[Stored data]
# # #
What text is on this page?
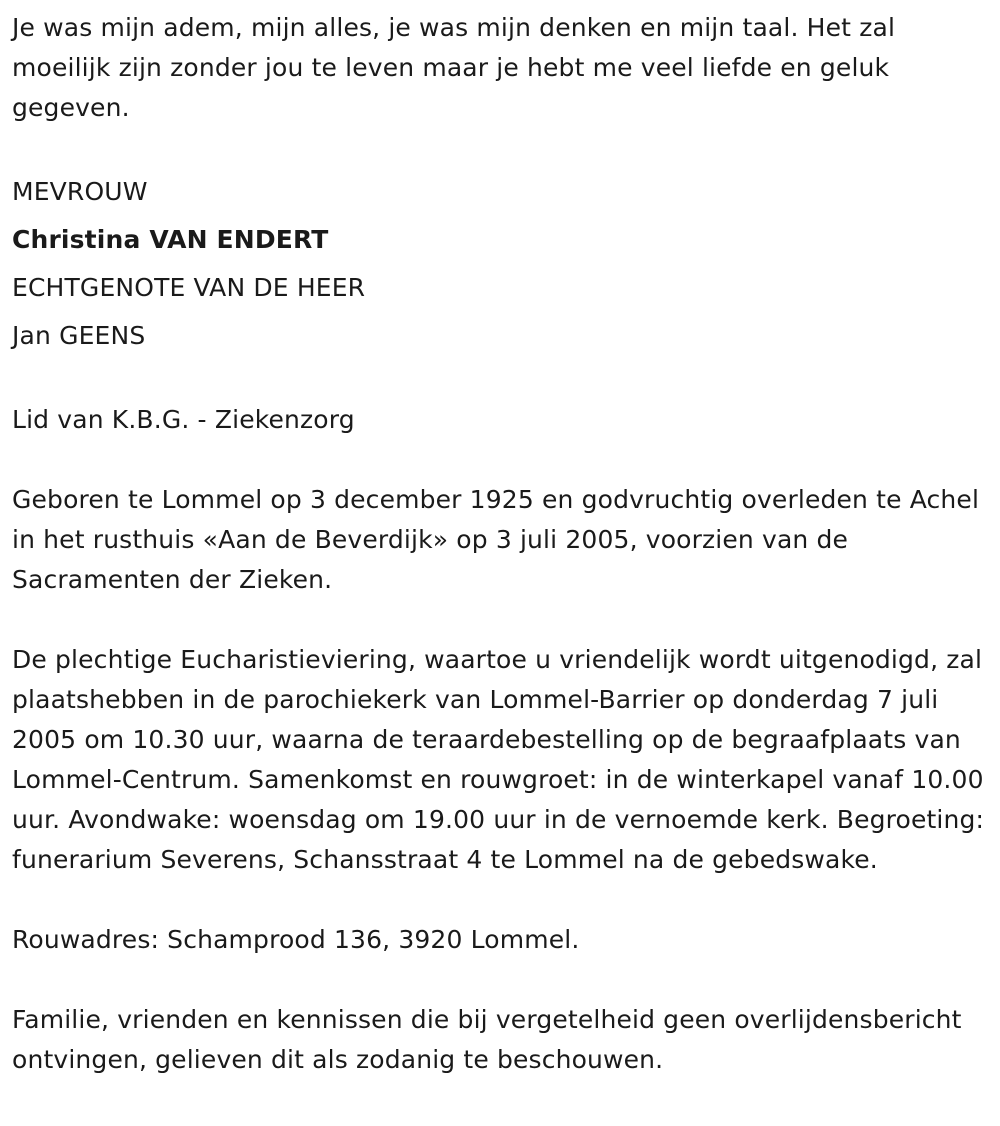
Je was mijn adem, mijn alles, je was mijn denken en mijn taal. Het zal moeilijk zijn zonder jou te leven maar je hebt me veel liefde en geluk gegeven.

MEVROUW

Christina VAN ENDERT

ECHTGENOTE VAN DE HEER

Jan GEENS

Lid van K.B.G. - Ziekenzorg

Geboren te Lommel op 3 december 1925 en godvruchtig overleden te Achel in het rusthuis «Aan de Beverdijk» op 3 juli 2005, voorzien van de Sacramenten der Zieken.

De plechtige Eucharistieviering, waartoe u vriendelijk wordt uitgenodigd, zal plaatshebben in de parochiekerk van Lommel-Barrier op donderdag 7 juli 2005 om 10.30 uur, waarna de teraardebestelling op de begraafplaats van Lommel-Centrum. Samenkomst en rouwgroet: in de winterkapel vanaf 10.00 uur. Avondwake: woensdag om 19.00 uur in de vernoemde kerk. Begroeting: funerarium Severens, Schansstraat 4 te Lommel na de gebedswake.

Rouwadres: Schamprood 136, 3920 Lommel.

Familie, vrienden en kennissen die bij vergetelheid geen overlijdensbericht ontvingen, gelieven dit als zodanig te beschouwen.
# # #
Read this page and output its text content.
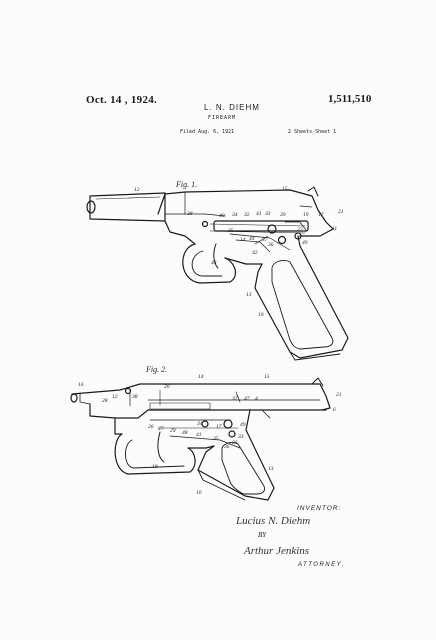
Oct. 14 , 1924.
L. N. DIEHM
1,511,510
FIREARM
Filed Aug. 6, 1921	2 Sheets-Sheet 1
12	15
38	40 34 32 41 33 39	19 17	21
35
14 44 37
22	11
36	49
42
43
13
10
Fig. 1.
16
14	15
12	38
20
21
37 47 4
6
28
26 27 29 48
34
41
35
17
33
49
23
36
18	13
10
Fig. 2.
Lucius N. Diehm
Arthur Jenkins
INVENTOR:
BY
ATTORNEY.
# # #
- Task directions:
In the data above, count the lines where the word "juli" appears; reply with the number only.

- Answer to this exercise:
2